[BEGIN]
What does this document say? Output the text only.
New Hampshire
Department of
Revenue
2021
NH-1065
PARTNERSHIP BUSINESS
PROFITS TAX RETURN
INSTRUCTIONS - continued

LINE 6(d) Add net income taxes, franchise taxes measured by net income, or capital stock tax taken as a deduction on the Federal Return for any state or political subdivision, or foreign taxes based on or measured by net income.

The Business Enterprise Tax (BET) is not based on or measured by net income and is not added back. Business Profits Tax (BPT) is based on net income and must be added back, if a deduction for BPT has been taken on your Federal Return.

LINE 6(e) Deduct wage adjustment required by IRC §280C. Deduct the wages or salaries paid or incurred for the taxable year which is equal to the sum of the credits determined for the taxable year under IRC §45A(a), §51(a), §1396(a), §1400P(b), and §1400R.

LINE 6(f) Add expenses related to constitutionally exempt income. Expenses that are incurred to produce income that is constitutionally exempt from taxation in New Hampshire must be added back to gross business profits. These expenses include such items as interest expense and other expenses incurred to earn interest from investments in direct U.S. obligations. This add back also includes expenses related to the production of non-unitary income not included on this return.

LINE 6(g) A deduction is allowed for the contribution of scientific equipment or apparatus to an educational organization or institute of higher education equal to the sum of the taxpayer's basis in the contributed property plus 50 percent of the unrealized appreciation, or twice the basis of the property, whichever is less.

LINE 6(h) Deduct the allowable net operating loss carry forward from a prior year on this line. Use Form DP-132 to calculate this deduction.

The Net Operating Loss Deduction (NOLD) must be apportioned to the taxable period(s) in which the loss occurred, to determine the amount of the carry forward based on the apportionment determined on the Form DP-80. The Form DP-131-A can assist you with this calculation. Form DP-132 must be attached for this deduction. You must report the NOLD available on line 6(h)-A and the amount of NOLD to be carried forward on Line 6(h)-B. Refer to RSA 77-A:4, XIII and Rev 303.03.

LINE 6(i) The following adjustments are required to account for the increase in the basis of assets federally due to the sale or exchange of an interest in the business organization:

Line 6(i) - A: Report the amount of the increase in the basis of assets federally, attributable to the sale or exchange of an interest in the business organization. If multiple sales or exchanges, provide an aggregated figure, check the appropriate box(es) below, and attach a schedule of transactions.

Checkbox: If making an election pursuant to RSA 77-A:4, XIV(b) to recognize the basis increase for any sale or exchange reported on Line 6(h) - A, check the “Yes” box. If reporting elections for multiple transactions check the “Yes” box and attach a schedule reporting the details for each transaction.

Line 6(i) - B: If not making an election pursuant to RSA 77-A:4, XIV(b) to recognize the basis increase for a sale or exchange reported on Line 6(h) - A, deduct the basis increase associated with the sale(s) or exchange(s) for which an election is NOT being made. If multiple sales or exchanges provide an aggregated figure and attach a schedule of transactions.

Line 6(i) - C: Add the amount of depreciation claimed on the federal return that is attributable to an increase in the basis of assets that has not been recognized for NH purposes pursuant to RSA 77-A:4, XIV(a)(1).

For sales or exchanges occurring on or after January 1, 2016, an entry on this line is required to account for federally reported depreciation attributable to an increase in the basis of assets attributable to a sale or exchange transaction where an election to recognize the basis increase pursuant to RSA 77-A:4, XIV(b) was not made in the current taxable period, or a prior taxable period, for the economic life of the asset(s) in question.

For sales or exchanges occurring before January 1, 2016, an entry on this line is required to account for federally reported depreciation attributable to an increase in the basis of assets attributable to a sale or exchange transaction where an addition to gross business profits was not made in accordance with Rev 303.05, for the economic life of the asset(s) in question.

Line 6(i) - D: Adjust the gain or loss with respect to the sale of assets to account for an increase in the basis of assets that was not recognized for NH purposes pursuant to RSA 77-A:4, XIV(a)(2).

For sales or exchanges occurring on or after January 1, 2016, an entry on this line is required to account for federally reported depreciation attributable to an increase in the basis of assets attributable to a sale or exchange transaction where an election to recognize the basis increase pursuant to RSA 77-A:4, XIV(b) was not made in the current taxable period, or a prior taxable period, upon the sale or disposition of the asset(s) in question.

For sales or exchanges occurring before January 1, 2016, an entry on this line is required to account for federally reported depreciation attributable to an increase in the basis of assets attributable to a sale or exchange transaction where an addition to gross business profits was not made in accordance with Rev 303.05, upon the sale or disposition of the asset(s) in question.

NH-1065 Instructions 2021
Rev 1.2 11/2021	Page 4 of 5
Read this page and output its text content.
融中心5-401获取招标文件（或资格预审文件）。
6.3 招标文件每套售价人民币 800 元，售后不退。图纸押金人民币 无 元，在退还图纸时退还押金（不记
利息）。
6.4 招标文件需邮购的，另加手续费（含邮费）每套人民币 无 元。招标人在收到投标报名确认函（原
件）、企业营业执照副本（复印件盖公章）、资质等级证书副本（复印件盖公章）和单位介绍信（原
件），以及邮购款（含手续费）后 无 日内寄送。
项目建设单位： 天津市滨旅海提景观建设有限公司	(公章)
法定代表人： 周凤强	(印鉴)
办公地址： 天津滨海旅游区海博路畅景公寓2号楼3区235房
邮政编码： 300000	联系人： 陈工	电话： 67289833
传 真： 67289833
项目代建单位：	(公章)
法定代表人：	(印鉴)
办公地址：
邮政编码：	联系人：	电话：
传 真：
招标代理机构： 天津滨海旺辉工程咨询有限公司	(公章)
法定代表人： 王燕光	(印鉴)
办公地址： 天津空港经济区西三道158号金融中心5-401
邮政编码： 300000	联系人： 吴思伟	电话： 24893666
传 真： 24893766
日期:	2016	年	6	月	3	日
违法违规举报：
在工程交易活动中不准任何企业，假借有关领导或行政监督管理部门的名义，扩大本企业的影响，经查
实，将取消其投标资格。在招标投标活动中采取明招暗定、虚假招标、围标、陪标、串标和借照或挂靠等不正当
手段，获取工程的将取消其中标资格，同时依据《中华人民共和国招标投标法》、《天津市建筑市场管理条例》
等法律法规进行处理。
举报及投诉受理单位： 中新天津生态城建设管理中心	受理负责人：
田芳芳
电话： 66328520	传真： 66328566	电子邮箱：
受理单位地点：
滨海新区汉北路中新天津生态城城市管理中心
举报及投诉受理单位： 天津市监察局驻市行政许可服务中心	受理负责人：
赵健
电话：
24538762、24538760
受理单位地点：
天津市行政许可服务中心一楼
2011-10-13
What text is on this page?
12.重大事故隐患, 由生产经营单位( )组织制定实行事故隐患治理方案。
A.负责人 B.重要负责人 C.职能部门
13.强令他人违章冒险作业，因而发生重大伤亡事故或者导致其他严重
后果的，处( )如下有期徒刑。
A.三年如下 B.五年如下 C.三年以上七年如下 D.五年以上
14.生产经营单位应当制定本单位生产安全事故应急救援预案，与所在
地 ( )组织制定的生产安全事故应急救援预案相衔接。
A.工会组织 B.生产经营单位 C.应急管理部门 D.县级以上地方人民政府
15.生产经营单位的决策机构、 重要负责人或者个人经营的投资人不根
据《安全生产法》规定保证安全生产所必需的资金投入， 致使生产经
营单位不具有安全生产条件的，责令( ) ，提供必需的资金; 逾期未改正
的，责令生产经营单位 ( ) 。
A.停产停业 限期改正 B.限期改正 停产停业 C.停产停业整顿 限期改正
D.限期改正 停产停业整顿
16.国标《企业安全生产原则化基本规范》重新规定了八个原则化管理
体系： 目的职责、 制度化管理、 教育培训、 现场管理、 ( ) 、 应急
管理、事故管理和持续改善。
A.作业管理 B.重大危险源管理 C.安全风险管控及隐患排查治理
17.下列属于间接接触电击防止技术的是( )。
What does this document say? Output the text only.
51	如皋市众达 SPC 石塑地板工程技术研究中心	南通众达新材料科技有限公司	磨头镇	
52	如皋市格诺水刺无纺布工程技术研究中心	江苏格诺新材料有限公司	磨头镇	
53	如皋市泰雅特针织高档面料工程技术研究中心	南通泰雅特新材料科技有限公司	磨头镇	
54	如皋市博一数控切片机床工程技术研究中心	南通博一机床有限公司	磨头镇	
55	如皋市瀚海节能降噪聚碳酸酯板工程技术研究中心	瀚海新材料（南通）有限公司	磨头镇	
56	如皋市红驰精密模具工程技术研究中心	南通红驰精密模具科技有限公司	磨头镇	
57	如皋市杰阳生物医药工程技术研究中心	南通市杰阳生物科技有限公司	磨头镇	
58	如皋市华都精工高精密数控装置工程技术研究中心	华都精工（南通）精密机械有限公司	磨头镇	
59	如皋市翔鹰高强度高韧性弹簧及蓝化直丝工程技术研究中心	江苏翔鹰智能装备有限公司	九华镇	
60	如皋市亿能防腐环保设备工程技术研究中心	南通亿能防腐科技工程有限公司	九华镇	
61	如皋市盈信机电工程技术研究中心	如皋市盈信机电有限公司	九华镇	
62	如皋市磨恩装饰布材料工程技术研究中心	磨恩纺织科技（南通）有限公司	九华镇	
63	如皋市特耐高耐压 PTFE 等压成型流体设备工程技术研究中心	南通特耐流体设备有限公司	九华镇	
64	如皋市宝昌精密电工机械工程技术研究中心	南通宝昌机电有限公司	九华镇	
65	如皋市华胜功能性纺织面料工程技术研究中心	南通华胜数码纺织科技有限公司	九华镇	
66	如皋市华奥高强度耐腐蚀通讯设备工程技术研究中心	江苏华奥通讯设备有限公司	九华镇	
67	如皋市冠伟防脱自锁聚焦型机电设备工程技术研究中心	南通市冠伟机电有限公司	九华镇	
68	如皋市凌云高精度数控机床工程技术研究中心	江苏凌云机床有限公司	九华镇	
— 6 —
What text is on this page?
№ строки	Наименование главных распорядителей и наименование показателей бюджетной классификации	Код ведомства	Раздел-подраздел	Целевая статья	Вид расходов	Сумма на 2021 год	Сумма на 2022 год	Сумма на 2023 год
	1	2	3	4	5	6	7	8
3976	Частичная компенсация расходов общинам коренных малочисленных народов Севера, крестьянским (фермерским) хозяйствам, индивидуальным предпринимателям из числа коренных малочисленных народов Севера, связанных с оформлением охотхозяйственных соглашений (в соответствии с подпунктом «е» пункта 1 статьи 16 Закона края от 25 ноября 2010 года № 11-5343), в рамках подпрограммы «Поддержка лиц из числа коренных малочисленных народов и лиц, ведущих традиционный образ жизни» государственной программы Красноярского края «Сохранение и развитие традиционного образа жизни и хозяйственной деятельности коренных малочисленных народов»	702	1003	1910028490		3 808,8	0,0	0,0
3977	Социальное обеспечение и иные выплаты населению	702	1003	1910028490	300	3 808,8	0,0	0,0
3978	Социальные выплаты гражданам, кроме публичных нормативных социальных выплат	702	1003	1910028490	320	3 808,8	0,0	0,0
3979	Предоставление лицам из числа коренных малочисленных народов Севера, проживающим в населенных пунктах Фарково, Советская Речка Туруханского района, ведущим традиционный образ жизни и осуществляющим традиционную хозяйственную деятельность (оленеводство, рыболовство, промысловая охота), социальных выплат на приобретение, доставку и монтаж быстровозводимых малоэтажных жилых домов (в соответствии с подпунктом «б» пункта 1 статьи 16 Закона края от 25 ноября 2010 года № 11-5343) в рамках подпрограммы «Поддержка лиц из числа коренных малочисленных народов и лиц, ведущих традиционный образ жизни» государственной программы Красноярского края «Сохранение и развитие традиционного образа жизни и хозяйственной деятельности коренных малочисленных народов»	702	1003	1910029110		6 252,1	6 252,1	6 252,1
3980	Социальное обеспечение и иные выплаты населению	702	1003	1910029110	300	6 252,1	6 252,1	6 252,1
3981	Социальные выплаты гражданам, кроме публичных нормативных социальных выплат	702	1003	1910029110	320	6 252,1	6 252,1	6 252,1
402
[END]
→ WHAT THE TASK REQUIRES: From the entries above, copy each line holding "限期改正".

→ RESPONSE:
A.停产停业 限期改正 B.限期改正 停产停业 C.停产停业整顿 限期改正
D.限期改正 停产停业整顿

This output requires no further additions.